→ Entries supplied:

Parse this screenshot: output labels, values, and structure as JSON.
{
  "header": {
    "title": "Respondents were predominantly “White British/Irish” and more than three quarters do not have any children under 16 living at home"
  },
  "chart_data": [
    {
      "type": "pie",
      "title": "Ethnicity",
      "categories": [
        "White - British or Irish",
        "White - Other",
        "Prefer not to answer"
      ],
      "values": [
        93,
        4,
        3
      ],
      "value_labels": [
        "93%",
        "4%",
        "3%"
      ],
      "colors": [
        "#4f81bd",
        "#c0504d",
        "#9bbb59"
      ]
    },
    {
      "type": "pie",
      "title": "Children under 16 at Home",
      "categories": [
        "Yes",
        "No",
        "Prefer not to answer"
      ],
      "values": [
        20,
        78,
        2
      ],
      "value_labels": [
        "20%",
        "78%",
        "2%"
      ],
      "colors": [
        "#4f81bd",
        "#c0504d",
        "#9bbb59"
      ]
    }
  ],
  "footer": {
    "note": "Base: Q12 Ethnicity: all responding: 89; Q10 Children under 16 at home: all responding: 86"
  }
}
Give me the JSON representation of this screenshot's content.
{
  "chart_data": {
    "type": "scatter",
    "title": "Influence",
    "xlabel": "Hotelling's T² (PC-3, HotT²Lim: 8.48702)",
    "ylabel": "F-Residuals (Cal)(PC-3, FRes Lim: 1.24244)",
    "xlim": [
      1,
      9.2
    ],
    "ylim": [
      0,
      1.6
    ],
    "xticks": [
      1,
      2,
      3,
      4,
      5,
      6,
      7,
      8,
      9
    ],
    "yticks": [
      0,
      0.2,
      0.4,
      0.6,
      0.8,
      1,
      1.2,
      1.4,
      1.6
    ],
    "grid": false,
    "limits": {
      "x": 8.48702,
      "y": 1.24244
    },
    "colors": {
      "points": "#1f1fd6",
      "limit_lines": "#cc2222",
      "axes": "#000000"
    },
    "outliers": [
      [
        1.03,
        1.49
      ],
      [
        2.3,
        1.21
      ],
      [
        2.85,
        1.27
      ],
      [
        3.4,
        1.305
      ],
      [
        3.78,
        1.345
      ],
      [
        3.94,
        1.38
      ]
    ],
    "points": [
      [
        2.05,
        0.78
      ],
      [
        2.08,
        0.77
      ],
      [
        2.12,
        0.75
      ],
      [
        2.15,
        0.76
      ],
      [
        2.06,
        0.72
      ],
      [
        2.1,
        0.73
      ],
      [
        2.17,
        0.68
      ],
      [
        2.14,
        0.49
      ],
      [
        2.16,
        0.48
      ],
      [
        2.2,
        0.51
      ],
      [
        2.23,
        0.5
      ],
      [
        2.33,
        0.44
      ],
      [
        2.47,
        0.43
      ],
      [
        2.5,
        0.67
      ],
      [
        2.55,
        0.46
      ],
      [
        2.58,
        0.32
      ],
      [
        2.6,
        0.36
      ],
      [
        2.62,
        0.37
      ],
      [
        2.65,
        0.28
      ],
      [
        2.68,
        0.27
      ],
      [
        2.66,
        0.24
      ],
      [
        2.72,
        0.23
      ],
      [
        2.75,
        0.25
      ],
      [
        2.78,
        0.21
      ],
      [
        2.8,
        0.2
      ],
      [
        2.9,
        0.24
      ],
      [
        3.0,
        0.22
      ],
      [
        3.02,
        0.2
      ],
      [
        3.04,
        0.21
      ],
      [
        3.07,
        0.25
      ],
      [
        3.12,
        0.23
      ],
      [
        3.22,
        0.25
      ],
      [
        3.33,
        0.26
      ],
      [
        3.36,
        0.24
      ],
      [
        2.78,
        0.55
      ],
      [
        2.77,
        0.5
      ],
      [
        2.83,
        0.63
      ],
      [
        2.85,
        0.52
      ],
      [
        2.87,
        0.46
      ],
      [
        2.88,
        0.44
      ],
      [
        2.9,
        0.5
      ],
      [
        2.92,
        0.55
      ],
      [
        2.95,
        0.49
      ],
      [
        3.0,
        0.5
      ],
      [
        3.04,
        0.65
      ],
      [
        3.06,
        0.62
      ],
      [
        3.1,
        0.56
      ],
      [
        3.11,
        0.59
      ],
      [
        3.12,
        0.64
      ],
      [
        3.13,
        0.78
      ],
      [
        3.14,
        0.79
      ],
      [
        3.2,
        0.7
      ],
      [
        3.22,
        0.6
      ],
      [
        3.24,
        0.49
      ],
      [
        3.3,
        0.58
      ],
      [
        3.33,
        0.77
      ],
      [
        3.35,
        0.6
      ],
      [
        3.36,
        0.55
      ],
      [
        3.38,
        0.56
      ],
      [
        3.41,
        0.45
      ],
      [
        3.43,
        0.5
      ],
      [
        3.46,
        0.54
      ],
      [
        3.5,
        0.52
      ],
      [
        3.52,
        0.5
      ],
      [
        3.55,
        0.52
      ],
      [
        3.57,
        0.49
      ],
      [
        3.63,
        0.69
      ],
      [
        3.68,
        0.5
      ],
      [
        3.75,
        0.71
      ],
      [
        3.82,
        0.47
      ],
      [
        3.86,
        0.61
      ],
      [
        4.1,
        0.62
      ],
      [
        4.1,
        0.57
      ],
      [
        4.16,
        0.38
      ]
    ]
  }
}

→ Goal: Provide the number of lines containing the string "title", with no other output.

→ Task solution: 4